WHAT YOU SHOULD DO —
Copy the records out again, renaming every "x-tick-label" to "x-axis-label" and keeping everything else the same.

(Element and region data)
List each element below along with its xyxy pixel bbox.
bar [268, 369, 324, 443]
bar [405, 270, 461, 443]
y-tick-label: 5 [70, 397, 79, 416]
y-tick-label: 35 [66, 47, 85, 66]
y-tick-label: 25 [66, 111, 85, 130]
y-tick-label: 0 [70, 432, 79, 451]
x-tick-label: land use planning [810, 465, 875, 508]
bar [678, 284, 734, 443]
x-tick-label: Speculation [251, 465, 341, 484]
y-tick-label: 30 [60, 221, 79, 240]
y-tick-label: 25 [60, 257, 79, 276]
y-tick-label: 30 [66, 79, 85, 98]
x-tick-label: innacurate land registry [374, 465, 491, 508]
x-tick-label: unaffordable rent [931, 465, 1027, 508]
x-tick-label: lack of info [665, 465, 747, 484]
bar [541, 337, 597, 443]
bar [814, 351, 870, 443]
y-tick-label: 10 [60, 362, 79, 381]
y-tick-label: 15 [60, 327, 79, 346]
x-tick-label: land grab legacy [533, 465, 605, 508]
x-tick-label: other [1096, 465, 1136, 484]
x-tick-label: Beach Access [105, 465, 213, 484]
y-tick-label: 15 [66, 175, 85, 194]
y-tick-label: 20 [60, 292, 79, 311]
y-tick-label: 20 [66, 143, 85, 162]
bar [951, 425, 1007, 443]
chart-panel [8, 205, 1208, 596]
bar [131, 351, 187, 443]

RESPONSE —
List each element below along with its xyxy pixel bbox.
bar [268, 369, 324, 443]
bar [405, 270, 461, 443]
y-tick-label: 5 [70, 397, 79, 416]
y-tick-label: 35 [66, 47, 85, 66]
y-tick-label: 25 [66, 111, 85, 130]
y-tick-label: 0 [70, 432, 79, 451]
x-axis-label: land use planning [810, 465, 875, 508]
bar [678, 284, 734, 443]
x-axis-label: Speculation [251, 465, 341, 484]
y-tick-label: 30 [60, 221, 79, 240]
y-tick-label: 25 [60, 257, 79, 276]
y-tick-label: 30 [66, 79, 85, 98]
x-axis-label: innacurate land registry [374, 465, 491, 508]
x-axis-label: unaffordable rent [931, 465, 1027, 508]
x-axis-label: lack of info [665, 465, 747, 484]
bar [541, 337, 597, 443]
bar [814, 351, 870, 443]
y-tick-label: 10 [60, 362, 79, 381]
y-tick-label: 15 [60, 327, 79, 346]
x-axis-label: land grab legacy [533, 465, 605, 508]
x-axis-label: other [1096, 465, 1136, 484]
x-axis-label: Beach Access [105, 465, 213, 484]
y-tick-label: 15 [66, 175, 85, 194]
y-tick-label: 20 [60, 292, 79, 311]
y-tick-label: 20 [66, 143, 85, 162]
bar [951, 425, 1007, 443]
chart-panel [8, 205, 1208, 596]
bar [131, 351, 187, 443]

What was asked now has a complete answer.